--- OBJECTIVE ---
Copy every record exactly, and keep the pictures out.

Saved entries

++++++++

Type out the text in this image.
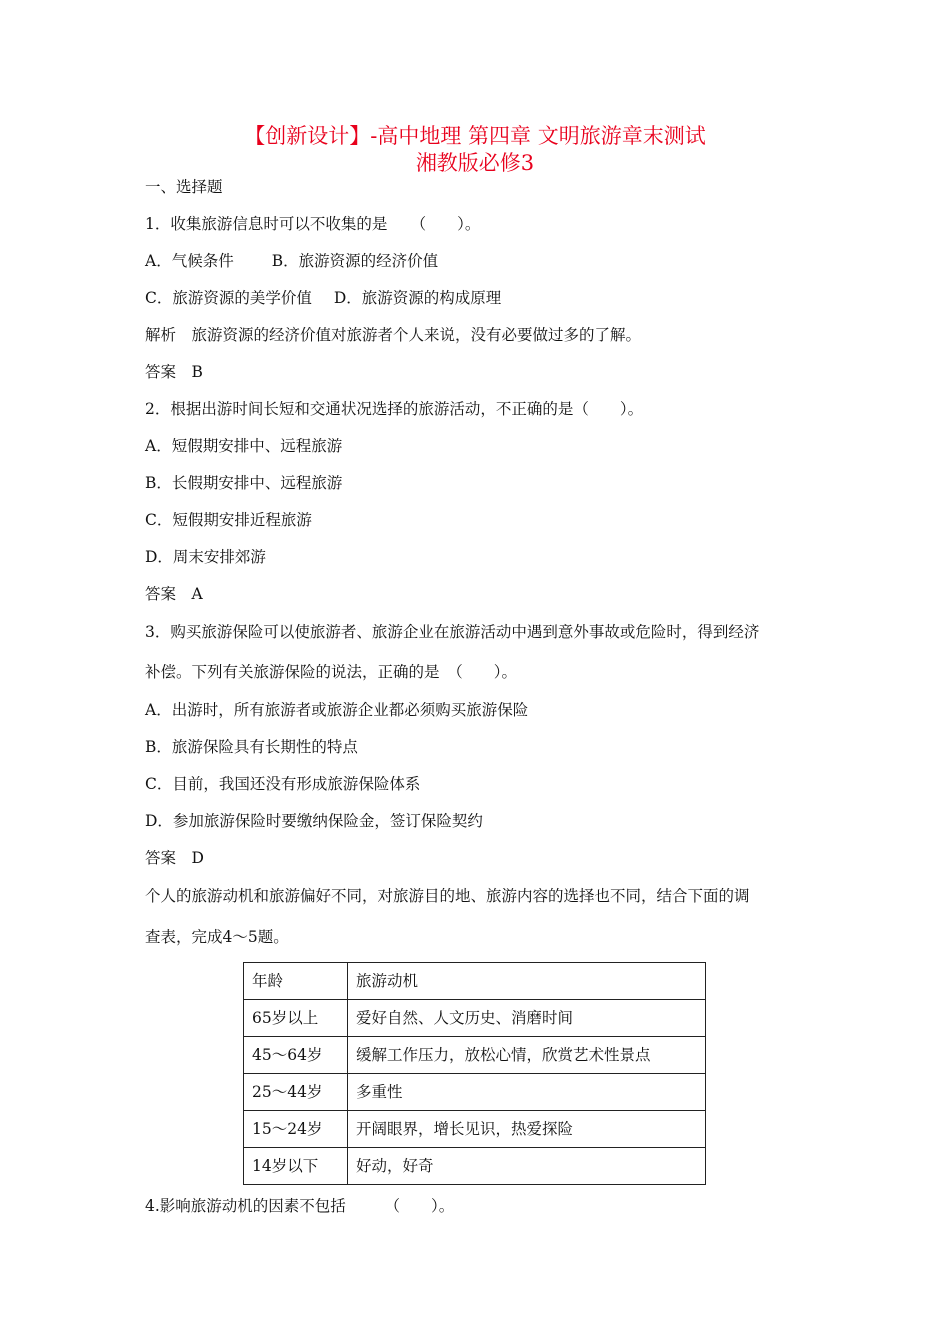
【创新设计】-高中地理 第四章 文明旅游章末测试
湘教版必修3
一、选择题
1．收集旅游信息时可以不收集的是　　（　　）。
A．气候条件 B．旅游资源的经济价值
C．旅游资源的美学价值 D．旅游资源的构成原理
解析　旅游资源的经济价值对旅游者个人来说，没有必要做过多的了解。
答案　B
2．根据出游时间长短和交通状况选择的旅游活动，不正确的是（　　）。
A．短假期安排中、远程旅游
B．长假期安排中、远程旅游
C．短假期安排近程旅游
D．周末安排郊游
答案　A
3．购买旅游保险可以使旅游者、旅游企业在旅游活动中遇到意外事故或危险时，得到经济
补偿。下列有关旅游保险的说法，正确的是　（　　）。
A．出游时，所有旅游者或旅游企业都必须购买旅游保险
B．旅游保险具有长期性的特点
C．目前，我国还没有形成旅游保险体系
D．参加旅游保险时要缴纳保险金，签订保险契约
答案　D
个人的旅游动机和旅游偏好不同，对旅游目的地、旅游内容的选择也不同，结合下面的调
查表，完成4～5题。
年龄	旅游动机
65岁以上	爱好自然、人文历史、消磨时间
45～64岁	缓解工作压力，放松心情，欣赏艺术性景点
25～44岁	多重性
15～24岁	开阔眼界，增长见识，热爱探险
14岁以下	好动，好奇
4.影响旅游动机的因素不包括　　　（　　）。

++++++++

--- ANSWER TO THE PROBLEM ---
Type out the text in this image.
【创新设计】-高中地理 第四章 文明旅游章末测试
湘教版必修3
一、选择题
1．收集旅游信息时可以不收集的是　　（　　）。
A．气候条件 B．旅游资源的经济价值
C．旅游资源的美学价值 D．旅游资源的构成原理
解析　旅游资源的经济价值对旅游者个人来说，没有必要做过多的了解。
答案　B
2．根据出游时间长短和交通状况选择的旅游活动，不正确的是（　　）。
A．短假期安排中、远程旅游
B．长假期安排中、远程旅游
C．短假期安排近程旅游
D．周末安排郊游
答案　A
3．购买旅游保险可以使旅游者、旅游企业在旅游活动中遇到意外事故或危险时，得到经济
补偿。下列有关旅游保险的说法，正确的是　（　　）。
A．出游时，所有旅游者或旅游企业都必须购买旅游保险
B．旅游保险具有长期性的特点
C．目前，我国还没有形成旅游保险体系
D．参加旅游保险时要缴纳保险金，签订保险契约
答案　D
个人的旅游动机和旅游偏好不同，对旅游目的地、旅游内容的选择也不同，结合下面的调
查表，完成4～5题。
年龄	旅游动机
65岁以上	爱好自然、人文历史、消磨时间
45～64岁	缓解工作压力，放松心情，欣赏艺术性景点
25～44岁	多重性
15～24岁	开阔眼界，增长见识，热爱探险
14岁以下	好动，好奇
4.影响旅游动机的因素不包括　　　（　　）。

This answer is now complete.